What lines of the data include the string "align"? Copy them all.

━━━

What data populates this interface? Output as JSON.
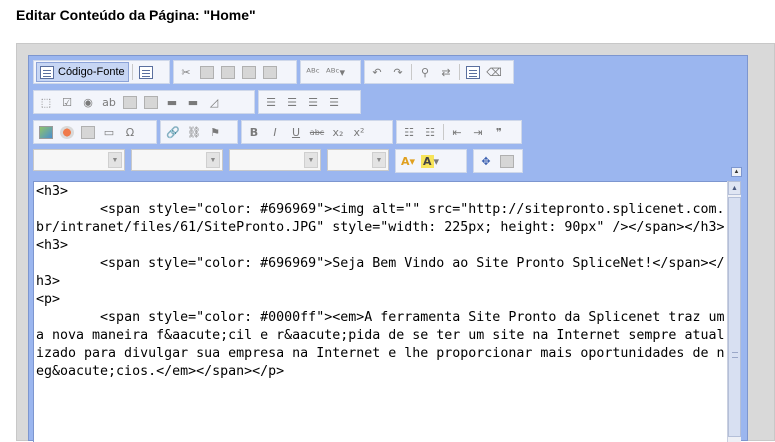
{
  "page": {
    "title": "Editar Conteúdo da Página: \"Home\""
  },
  "toolbar": {
    "source_label": "Código-Fonte",
    "row1_icons": [
      "preview-icon",
      "cut-icon",
      "copy-icon",
      "paste-icon",
      "paste-text-icon",
      "paste-word-icon",
      "spellcheck-icon",
      "spellcheck-dropdown-icon",
      "undo-icon",
      "redo-icon",
      "find-icon",
      "replace-icon",
      "select-all-icon",
      "remove-format-icon"
    ],
    "row2_icons": [
      "form-icon",
      "checkbox-icon",
      "radio-icon",
      "textfield-icon",
      "textarea-icon",
      "select-icon",
      "button-icon",
      "image-button-icon",
      "hidden-field-icon",
      "align-left-icon",
      "align-center-icon",
      "align-right-icon",
      "justify-icon"
    ],
    "row3_icons": [
      "image-icon",
      "flash-icon",
      "table-icon",
      "horizontal-rule-icon",
      "special-char-icon",
      "link-icon",
      "unlink-icon",
      "anchor-icon",
      "bold-icon",
      "italic-icon",
      "underline-icon",
      "strikethrough-icon",
      "subscript-icon",
      "superscript-icon",
      "numbered-list-icon",
      "bulleted-list-icon",
      "outdent-icon",
      "indent-icon",
      "blockquote-icon"
    ],
    "row4_combos": [
      "style-combo",
      "format-combo",
      "font-combo",
      "size-combo"
    ],
    "row4_icons": [
      "text-color-icon",
      "background-color-icon",
      "maximize-icon",
      "show-blocks-icon"
    ]
  },
  "editor": {
    "source_code": "<h3>\n\t<span style=\"color: #696969\"><img alt=\"\" src=\"http://sitepronto.splicenet.com.br/intranet/files/61/SitePronto.JPG\" style=\"width: 225px; height: 90px\" /></span></h3>\n<h3>\n\t<span style=\"color: #696969\">Seja Bem Vindo ao Site Pronto SpliceNet!</span></h3>\n<p>\n\t<span style=\"color: #0000ff\"><em>A ferramenta Site Pronto da Splicenet traz uma nova maneira f&aacute;cil e r&aacute;pida de se ter um site na Internet sempre atualizado para divulgar sua empresa na Internet e lhe proporcionar mais oportunidades de neg&oacute;cios.</em></span></p>"
  },
  "colors": {
    "toolbar_bg": "#9bb6ef",
    "button_bg": "#f3f5fb",
    "source_active": "#c7d6f4"
  }
}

━━━

* **TASK ANSWER**:
      "align-left-icon",
      "align-center-icon",
      "align-right-icon",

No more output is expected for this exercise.